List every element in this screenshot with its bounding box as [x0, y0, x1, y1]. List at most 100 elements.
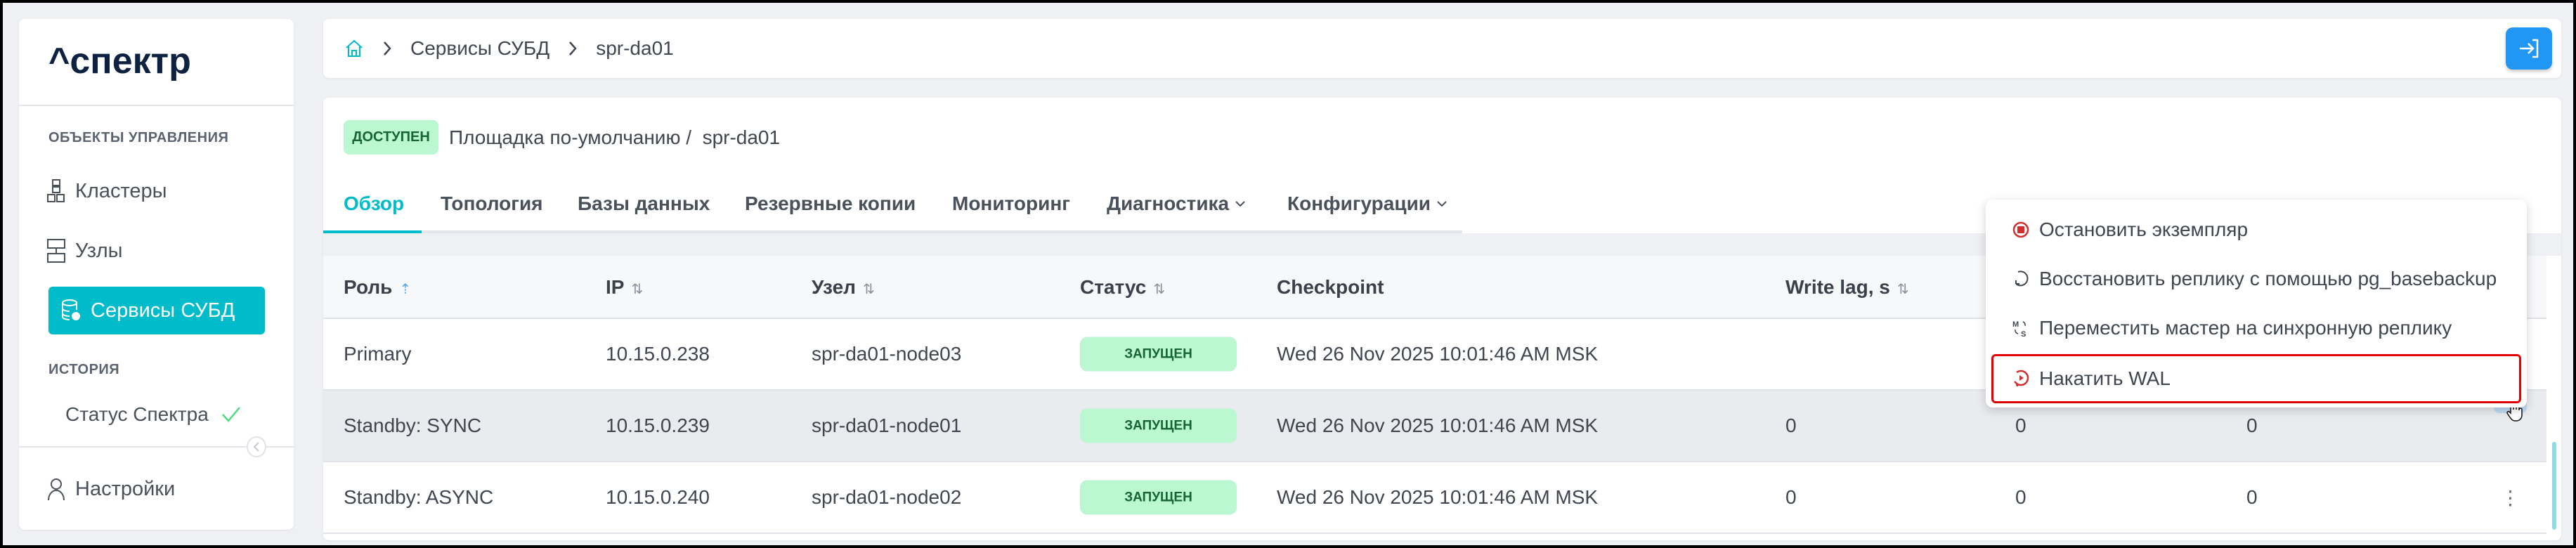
column-header-role[interactable]: Роль ⇡: [344, 276, 411, 299]
tab-backups[interactable]: Резервные копии: [745, 193, 916, 214]
page-title: Площадка по-умолчанию / spr-da01: [449, 126, 781, 148]
tab-diagnostics[interactable]: Диагностика: [1107, 193, 1246, 215]
tab-databases[interactable]: Базы данных: [578, 193, 710, 214]
cell-role: Primary: [344, 343, 412, 365]
menu-item-label: Переместить мастер на синхронную реплику: [2039, 317, 2452, 339]
breadcrumb-bar: Сервисы СУБД spr-da01: [323, 19, 2561, 78]
svg-text:M: M: [2012, 320, 2019, 329]
chevron-right-icon: [569, 41, 577, 56]
divider: [19, 446, 294, 448]
cell-write-lag: 0: [1785, 415, 1797, 436]
check-icon: [221, 407, 240, 422]
column-label: IP: [606, 276, 625, 298]
db-services-icon: [62, 299, 80, 320]
sort-icon: ⇅: [862, 282, 875, 297]
cell-lag-3: 0: [2246, 486, 2258, 508]
menu-item-label: Остановить экземпляр: [2039, 218, 2249, 240]
section-history-heading: ИСТОРИЯ: [48, 362, 120, 377]
section-objects-heading: ОБЪЕКТЫ УПРАВЛЕНИЯ: [48, 130, 229, 145]
logo[interactable]: ^спектр: [48, 40, 191, 82]
status-badge: ЗАПУЩЕН: [1080, 480, 1237, 515]
cell-ip: 10.15.0.239: [606, 415, 710, 436]
sidebar-item-label: Кластеры: [75, 179, 167, 202]
column-label: Статус: [1080, 276, 1147, 298]
sidebar-item-clusters[interactable]: Кластеры: [47, 179, 167, 203]
column-label: Write lag, s: [1785, 276, 1890, 298]
breadcrumb-item[interactable]: Сервисы СУБД: [410, 37, 550, 59]
column-label: Checkpoint: [1277, 276, 1384, 298]
tab-topology[interactable]: Топология: [441, 193, 543, 214]
replay-wal-icon: [2014, 370, 2029, 387]
menu-item-restore-replica[interactable]: Восстановить реплику с помощью pg_baseba…: [1986, 254, 2527, 304]
spectrum-status-label: Статус Спектра: [65, 403, 209, 425]
chevron-down-icon: [1235, 201, 1245, 207]
column-label: Узел: [812, 276, 856, 298]
tab-label: Диагностика: [1107, 193, 1230, 214]
sidebar-item-db-services[interactable]: Сервисы СУБД: [48, 287, 265, 334]
tab-monitoring[interactable]: Мониторинг: [952, 193, 1070, 214]
cell-ip: 10.15.0.240: [606, 486, 710, 508]
sidebar-item-label: Сервисы СУБД: [91, 299, 235, 322]
breadcrumb-item-current: spr-da01: [596, 37, 674, 59]
switch-master-icon: MS: [2012, 320, 2026, 337]
cell-node: spr-da01-node02: [812, 486, 962, 508]
menu-item-stop-instance[interactable]: Остановить экземпляр: [1986, 205, 2527, 254]
row-context-menu: Остановить экземпляр Восстановить реплик…: [1986, 200, 2527, 407]
collapse-sidebar-button[interactable]: [247, 436, 266, 457]
logo-text: ^спектр: [48, 41, 191, 81]
table-row[interactable]: Standby: ASYNC 10.15.0.240 spr-da01-node…: [323, 462, 2546, 534]
cell-node: spr-da01-node03: [812, 343, 962, 365]
spectrum-status[interactable]: Статус Спектра: [65, 403, 241, 426]
column-header-write-lag[interactable]: Write lag, s ⇅: [1785, 276, 1909, 299]
sort-icon: ⇅: [1153, 282, 1166, 297]
chevron-down-icon: [1437, 201, 1447, 207]
column-header-checkpoint: Checkpoint: [1277, 276, 1384, 299]
column-header-ip[interactable]: IP ⇅: [606, 276, 643, 299]
clusters-icon: [47, 179, 65, 202]
cell-node: spr-da01-node01: [812, 415, 962, 436]
cell-lag-2: 0: [2015, 486, 2027, 508]
column-header-node[interactable]: Узел ⇅: [812, 276, 875, 299]
row-actions-button[interactable]: ⋮: [2500, 487, 2520, 509]
nodes-icon: [47, 239, 65, 263]
sort-icon: ⇅: [631, 282, 644, 297]
status-badge: ДОСТУПЕН: [344, 120, 438, 155]
tab-active-indicator: [323, 230, 422, 233]
menu-item-label: Восстановить реплику с помощью pg_baseba…: [2039, 268, 2497, 289]
login-icon: [2520, 39, 2539, 58]
sidebar-item-label: Узлы: [75, 239, 123, 262]
breadcrumb: Сервисы СУБД spr-da01: [344, 37, 674, 60]
tab-configurations[interactable]: Конфигурации: [1287, 193, 1448, 215]
stop-icon: [2012, 221, 2029, 238]
svg-text:S: S: [2021, 330, 2026, 337]
cell-ip: 10.15.0.238: [606, 343, 710, 365]
cell-role: Standby: SYNC: [344, 415, 482, 436]
chevron-right-icon: [384, 41, 391, 56]
menu-item-replay-wal[interactable]: Накатить WAL: [1991, 354, 2521, 403]
status-badge: ЗАПУЩЕН: [1080, 408, 1237, 443]
column-label: Роль: [344, 276, 393, 298]
cell-lag-3: 0: [2246, 415, 2258, 436]
app-window: ^спектр ОБЪЕКТЫ УПРАВЛЕНИЯ Кластеры Узлы…: [3, 3, 2573, 545]
sidebar: ^спектр ОБЪЕКТЫ УПРАВЛЕНИЯ Кластеры Узлы…: [19, 19, 294, 530]
home-icon[interactable]: [344, 39, 364, 58]
login-button[interactable]: [2506, 27, 2552, 70]
restore-icon: [2015, 270, 2029, 287]
cell-write-lag: 0: [1785, 486, 1797, 508]
status-badge: ЗАПУЩЕН: [1080, 337, 1237, 372]
divider: [19, 105, 294, 106]
cell-checkpoint: Wed 26 Nov 2025 10:01:46 AM MSK: [1277, 343, 1599, 365]
tab-label: Конфигурации: [1287, 193, 1431, 214]
column-header-status[interactable]: Статус ⇅: [1080, 276, 1165, 299]
sidebar-item-nodes[interactable]: Узлы: [47, 239, 123, 263]
sidebar-item-label: Настройки: [75, 477, 176, 500]
sidebar-item-settings[interactable]: Настройки: [47, 477, 175, 501]
cell-lag-2: 0: [2015, 415, 2027, 436]
tabs-underline: [323, 230, 1462, 233]
cell-checkpoint: Wed 26 Nov 2025 10:01:46 AM MSK: [1277, 486, 1599, 508]
sort-icon: ⇅: [1897, 282, 1909, 297]
user-icon: [48, 478, 65, 501]
tab-overview[interactable]: Обзор: [344, 193, 405, 214]
scrollbar[interactable]: [2552, 442, 2556, 530]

====

GOAL: Copy everything from the row containing "column-header-role[interactable]: Роль ⇡: [344, 276, 411, 299]" down to the row containing "179, 167, 203]", including both of those rows, without changing anything.

FINISHED TASK:
column-header-role[interactable]: Роль ⇡: [344, 276, 411, 299]
tab-backups[interactable]: Резервные копии: [745, 193, 916, 214]
page-title: Площадка по-умолчанию / spr-da01: [449, 126, 781, 148]
tab-diagnostics[interactable]: Диагностика: [1107, 193, 1246, 215]
tab-databases[interactable]: Базы данных: [578, 193, 710, 214]
cell-role: Primary: [344, 343, 412, 365]
menu-item-label: Переместить мастер на синхронную реплику: [2039, 317, 2452, 339]
breadcrumb-bar: Сервисы СУБД spr-da01: [323, 19, 2561, 78]
svg-text:M: M: [2012, 320, 2019, 329]
chevron-right-icon: [569, 41, 577, 56]
divider: [19, 446, 294, 448]
cell-write-lag: 0: [1785, 415, 1797, 436]
check-icon: [221, 407, 240, 422]
column-label: IP: [606, 276, 625, 298]
db-services-icon: [62, 299, 80, 320]
sort-icon: ⇅: [862, 282, 875, 297]
cell-lag-3: 0: [2246, 486, 2258, 508]
menu-item-label: Остановить экземпляр: [2039, 218, 2249, 240]
section-history-heading: ИСТОРИЯ: [48, 362, 120, 377]
section-objects-heading: ОБЪЕКТЫ УПРАВЛЕНИЯ: [48, 130, 229, 145]
logo[interactable]: ^спектр: [48, 40, 191, 82]
status-badge: ЗАПУЩЕН: [1080, 480, 1237, 515]
cell-ip: 10.15.0.239: [606, 415, 710, 436]
sidebar-item-label: Кластеры: [75, 179, 167, 202]
column-label: Статус: [1080, 276, 1147, 298]
sidebar-item-clusters[interactable]: Кластеры: [47, 179, 167, 203]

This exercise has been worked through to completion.